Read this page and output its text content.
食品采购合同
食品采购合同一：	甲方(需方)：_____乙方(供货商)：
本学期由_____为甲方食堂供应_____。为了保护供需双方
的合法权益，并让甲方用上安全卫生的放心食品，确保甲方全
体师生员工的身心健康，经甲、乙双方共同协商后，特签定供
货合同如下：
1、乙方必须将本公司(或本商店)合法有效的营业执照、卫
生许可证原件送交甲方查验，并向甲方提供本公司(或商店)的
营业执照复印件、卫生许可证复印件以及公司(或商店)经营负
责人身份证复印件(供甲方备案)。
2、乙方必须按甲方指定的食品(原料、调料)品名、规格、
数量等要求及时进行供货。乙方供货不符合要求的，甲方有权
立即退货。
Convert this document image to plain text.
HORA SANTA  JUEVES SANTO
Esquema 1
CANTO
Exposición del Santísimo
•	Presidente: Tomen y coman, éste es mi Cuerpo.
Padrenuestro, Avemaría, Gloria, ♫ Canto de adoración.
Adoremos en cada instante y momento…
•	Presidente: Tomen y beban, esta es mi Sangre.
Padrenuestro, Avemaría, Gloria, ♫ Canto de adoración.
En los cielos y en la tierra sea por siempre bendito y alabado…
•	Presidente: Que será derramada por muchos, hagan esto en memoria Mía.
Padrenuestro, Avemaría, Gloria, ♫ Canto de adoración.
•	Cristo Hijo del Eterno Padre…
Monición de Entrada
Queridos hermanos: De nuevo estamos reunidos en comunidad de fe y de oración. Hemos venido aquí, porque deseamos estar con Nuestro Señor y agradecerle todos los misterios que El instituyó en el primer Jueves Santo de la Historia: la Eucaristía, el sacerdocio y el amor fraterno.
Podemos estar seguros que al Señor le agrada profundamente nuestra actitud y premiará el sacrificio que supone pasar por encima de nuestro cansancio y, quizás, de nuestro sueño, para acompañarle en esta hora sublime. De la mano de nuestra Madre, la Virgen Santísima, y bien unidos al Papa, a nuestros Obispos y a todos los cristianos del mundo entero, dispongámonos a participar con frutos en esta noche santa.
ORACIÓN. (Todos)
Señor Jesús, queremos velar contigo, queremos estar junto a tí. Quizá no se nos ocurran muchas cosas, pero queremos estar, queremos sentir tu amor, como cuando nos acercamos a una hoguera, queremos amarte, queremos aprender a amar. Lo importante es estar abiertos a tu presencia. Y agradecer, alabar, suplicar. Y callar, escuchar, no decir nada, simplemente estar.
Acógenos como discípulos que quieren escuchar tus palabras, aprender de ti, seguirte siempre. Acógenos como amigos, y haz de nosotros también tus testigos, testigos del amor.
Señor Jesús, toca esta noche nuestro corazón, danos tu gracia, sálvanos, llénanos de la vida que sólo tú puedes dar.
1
++++
#### [WORK TO COMPLETE]
Copy all data exactly, start to finish.

#### [RESULT FOR THIS TASK]
Read this page and output its text content.
食品采购合同
食品采购合同一：	甲方(需方)：_____乙方(供货商)：
本学期由_____为甲方食堂供应_____。为了保护供需双方
的合法权益，并让甲方用上安全卫生的放心食品，确保甲方全
体师生员工的身心健康，经甲、乙双方共同协商后，特签定供
货合同如下：
1、乙方必须将本公司(或本商店)合法有效的营业执照、卫
生许可证原件送交甲方查验，并向甲方提供本公司(或商店)的
营业执照复印件、卫生许可证复印件以及公司(或商店)经营负
责人身份证复印件(供甲方备案)。
2、乙方必须按甲方指定的食品(原料、调料)品名、规格、
数量等要求及时进行供货。乙方供货不符合要求的，甲方有权
立即退货。
Convert this document image to plain text.
HORA SANTA  JUEVES SANTO
Esquema 1
CANTO
Exposición del Santísimo
•	Presidente: Tomen y coman, éste es mi Cuerpo.
Padrenuestro, Avemaría, Gloria, ♫ Canto de adoración.
Adoremos en cada instante y momento…
•	Presidente: Tomen y beban, esta es mi Sangre.
Padrenuestro, Avemaría, Gloria, ♫ Canto de adoración.
En los cielos y en la tierra sea por siempre bendito y alabado…
•	Presidente: Que será derramada por muchos, hagan esto en memoria Mía.
Padrenuestro, Avemaría, Gloria, ♫ Canto de adoración.
•	Cristo Hijo del Eterno Padre…
Monición de Entrada
Queridos hermanos: De nuevo estamos reunidos en comunidad de fe y de oración. Hemos venido aquí, porque deseamos estar con Nuestro Señor y agradecerle todos los misterios que El instituyó en el primer Jueves Santo de la Historia: la Eucaristía, el sacerdocio y el amor fraterno.
Podemos estar seguros que al Señor le agrada profundamente nuestra actitud y premiará el sacrificio que supone pasar por encima de nuestro cansancio y, quizás, de nuestro sueño, para acompañarle en esta hora sublime. De la mano de nuestra Madre, la Virgen Santísima, y bien unidos al Papa, a nuestros Obispos y a todos los cristianos del mundo entero, dispongámonos a participar con frutos en esta noche santa.
ORACIÓN. (Todos)
Señor Jesús, queremos velar contigo, queremos estar junto a tí. Quizá no se nos ocurran muchas cosas, pero queremos estar, queremos sentir tu amor, como cuando nos acercamos a una hoguera, queremos amarte, queremos aprender a amar. Lo importante es estar abiertos a tu presencia. Y agradecer, alabar, suplicar. Y callar, escuchar, no decir nada, simplemente estar.
Acógenos como discípulos que quieren escuchar tus palabras, aprender de ti, seguirte siempre. Acógenos como amigos, y haz de nosotros también tus testigos, testigos del amor.
Señor Jesús, toca esta noche nuestro corazón, danos tu gracia, sálvanos, llénanos de la vida que sólo tú puedes dar.
1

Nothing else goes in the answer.